━━━━━ Extracted material ━━━━━

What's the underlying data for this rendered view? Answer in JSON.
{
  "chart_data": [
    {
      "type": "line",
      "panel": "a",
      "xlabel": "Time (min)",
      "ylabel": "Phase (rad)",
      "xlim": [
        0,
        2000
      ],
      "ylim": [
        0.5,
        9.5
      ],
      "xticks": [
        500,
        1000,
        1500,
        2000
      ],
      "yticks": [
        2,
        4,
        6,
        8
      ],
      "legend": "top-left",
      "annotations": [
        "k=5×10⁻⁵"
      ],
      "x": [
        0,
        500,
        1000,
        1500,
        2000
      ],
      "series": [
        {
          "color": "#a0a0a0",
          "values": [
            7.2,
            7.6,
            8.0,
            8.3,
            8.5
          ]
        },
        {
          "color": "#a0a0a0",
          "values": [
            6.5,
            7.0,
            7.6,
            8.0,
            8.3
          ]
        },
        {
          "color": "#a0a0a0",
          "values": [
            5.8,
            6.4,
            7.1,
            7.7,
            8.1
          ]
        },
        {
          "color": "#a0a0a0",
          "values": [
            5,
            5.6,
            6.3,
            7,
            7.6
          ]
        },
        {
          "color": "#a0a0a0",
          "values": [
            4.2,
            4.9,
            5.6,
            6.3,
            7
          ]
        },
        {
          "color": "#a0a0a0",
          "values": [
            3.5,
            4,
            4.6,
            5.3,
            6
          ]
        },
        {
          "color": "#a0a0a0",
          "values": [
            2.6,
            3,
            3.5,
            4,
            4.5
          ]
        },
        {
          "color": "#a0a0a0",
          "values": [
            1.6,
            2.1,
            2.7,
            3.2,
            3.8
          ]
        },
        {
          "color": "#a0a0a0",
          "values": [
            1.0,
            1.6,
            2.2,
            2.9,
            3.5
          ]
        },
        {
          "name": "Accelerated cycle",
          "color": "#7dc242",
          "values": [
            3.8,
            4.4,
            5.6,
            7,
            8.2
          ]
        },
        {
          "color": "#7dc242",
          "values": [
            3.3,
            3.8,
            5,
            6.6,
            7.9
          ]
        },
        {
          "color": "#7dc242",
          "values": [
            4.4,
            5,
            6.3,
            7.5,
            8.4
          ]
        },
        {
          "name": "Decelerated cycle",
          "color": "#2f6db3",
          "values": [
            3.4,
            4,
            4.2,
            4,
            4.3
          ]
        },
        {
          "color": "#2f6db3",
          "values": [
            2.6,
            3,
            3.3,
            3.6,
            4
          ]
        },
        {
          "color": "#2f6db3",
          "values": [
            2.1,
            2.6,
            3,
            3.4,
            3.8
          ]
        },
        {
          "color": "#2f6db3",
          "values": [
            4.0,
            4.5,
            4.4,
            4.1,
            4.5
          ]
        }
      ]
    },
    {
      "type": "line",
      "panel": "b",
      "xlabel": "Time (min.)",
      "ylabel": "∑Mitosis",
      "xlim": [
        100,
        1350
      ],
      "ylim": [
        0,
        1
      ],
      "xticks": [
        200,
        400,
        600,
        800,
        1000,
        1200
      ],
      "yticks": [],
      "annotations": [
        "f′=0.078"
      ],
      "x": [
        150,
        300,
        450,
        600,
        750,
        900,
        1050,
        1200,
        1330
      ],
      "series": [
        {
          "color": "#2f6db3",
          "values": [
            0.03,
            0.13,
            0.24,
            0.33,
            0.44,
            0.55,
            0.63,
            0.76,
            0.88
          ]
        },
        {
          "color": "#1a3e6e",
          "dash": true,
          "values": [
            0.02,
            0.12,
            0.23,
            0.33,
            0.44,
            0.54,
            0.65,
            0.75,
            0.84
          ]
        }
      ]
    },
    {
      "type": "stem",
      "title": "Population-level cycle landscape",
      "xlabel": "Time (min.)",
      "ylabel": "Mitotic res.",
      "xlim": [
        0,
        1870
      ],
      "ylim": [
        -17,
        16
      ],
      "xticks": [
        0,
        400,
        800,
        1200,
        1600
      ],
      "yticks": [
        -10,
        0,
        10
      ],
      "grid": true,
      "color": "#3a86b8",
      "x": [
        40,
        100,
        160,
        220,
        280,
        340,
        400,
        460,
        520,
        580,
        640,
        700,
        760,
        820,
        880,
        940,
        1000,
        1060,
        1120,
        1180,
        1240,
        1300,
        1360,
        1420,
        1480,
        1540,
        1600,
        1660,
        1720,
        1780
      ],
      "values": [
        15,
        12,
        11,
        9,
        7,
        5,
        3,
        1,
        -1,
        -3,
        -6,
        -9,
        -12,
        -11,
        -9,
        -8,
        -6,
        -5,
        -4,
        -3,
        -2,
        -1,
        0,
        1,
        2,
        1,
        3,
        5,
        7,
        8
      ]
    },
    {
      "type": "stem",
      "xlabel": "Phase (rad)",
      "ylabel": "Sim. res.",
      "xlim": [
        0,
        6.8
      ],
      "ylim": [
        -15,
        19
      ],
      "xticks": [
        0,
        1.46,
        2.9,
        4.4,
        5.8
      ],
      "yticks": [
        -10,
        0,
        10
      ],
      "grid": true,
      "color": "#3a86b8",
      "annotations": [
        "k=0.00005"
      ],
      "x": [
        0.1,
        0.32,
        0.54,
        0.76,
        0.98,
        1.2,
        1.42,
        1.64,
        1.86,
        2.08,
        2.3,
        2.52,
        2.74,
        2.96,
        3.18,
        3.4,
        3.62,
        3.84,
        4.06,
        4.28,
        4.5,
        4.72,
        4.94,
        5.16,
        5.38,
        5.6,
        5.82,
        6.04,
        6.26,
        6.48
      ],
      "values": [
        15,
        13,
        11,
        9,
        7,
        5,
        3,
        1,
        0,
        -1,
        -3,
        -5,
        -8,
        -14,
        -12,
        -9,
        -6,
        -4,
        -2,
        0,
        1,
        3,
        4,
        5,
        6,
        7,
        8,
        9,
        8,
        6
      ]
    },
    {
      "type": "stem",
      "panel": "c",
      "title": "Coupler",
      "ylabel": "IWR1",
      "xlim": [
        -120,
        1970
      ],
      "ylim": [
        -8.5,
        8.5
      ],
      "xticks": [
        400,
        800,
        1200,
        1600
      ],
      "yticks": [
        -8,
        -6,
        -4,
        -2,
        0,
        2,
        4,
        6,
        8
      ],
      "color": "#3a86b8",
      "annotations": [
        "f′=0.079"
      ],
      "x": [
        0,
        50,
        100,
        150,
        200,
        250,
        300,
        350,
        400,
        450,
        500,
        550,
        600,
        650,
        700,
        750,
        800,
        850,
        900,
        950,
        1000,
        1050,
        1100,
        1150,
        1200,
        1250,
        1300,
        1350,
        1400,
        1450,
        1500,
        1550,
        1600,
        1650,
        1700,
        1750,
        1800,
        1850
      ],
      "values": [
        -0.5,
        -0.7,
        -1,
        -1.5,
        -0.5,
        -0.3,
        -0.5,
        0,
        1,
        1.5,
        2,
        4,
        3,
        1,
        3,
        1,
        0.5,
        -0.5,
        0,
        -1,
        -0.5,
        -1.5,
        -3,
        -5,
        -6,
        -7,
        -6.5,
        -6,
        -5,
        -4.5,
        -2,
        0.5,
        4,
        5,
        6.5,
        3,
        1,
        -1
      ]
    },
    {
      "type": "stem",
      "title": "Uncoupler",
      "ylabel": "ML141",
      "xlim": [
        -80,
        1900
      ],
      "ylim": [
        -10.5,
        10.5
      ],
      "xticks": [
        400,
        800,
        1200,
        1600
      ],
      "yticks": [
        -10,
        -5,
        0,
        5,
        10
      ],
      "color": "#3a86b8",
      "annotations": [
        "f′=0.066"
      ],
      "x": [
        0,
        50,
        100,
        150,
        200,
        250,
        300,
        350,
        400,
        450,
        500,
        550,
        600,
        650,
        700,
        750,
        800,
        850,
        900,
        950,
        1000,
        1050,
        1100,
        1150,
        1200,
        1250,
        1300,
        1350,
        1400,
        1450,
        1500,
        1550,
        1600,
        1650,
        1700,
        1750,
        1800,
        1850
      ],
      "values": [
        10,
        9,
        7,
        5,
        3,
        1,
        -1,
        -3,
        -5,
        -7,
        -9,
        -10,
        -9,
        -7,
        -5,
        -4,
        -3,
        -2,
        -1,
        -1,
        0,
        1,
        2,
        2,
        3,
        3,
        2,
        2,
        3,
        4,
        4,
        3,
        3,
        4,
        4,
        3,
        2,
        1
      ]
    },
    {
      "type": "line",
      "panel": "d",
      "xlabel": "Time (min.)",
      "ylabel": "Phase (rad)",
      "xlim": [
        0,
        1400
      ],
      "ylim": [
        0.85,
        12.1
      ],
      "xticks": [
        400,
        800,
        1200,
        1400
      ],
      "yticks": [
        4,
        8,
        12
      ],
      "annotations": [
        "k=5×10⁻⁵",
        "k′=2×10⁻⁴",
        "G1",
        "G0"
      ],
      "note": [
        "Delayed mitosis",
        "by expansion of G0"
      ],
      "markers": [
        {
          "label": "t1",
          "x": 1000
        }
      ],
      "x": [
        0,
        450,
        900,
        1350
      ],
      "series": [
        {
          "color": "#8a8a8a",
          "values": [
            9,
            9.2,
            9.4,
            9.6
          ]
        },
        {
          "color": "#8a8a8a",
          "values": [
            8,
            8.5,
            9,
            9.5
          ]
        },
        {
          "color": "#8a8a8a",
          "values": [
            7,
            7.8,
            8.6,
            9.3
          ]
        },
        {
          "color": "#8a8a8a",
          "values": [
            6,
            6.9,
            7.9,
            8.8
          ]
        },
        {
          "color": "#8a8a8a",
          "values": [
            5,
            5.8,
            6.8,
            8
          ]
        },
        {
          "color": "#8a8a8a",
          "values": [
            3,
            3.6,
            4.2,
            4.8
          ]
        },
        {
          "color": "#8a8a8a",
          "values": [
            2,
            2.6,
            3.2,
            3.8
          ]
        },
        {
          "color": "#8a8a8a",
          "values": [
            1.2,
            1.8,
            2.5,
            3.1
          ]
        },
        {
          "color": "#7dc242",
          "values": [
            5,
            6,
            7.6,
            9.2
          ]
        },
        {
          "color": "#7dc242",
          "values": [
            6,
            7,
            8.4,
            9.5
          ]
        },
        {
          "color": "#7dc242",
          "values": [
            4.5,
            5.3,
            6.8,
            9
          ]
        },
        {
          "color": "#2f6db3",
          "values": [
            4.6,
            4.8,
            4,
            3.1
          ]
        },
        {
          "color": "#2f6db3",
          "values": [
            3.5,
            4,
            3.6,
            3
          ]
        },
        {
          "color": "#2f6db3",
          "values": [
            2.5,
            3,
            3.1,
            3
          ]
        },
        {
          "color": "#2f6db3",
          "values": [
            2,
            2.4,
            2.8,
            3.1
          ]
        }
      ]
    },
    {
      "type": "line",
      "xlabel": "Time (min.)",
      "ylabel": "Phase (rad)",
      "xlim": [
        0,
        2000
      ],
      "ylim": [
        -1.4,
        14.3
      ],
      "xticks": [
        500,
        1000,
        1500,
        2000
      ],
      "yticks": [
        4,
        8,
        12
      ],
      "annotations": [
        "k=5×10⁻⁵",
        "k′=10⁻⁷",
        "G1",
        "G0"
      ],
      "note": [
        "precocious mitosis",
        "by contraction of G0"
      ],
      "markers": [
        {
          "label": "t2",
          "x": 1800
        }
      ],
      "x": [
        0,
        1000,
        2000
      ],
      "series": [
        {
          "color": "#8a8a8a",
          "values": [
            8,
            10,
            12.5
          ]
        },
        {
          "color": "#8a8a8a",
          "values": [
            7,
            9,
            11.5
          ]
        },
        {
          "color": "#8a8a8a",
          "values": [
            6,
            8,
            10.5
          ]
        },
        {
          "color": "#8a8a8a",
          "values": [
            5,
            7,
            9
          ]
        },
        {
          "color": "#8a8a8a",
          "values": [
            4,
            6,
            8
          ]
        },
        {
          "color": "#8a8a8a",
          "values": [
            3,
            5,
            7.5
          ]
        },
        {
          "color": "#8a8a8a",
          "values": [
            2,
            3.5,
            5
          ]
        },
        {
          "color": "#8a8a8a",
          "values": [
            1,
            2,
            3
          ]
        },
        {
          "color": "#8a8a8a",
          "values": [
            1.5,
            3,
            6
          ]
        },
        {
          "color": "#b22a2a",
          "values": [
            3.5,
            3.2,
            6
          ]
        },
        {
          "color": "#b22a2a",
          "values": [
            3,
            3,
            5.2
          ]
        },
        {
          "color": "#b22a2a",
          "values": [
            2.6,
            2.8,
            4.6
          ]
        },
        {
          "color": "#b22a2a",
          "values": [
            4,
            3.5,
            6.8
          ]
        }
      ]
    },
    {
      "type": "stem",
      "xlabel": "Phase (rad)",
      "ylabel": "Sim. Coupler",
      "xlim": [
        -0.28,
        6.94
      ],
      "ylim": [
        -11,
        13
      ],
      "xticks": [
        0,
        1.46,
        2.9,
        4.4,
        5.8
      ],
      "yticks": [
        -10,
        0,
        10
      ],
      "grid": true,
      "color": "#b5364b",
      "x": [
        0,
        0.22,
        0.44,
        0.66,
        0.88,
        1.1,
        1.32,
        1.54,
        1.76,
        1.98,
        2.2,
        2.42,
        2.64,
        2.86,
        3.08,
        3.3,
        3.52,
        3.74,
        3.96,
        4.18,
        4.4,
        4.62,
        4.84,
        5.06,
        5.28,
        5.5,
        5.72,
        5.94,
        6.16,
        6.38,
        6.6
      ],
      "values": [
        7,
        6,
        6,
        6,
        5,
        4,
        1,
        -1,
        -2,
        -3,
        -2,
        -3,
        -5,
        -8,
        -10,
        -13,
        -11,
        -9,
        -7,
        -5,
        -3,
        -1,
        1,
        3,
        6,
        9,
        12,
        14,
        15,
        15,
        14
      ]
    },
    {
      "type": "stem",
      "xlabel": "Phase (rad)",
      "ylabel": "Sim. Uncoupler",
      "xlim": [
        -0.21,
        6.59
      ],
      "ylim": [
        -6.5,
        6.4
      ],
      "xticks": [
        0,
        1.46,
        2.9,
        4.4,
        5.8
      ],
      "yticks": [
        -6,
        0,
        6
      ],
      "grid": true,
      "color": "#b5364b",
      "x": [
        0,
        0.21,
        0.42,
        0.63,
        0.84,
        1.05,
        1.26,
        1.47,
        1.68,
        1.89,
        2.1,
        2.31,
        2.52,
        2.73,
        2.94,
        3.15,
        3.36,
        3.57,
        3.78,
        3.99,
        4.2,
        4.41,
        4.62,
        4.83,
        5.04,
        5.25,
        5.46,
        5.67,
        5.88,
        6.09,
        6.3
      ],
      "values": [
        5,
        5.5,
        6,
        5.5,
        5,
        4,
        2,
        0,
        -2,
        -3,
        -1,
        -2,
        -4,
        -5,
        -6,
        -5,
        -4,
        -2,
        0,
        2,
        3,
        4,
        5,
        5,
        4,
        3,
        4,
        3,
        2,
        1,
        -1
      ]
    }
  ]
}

━━━━━

_Task to carry out_
Using the entries above, tally how many lines have the word "Uncoupler" in them; write the number and nothing more.

_Task output_
2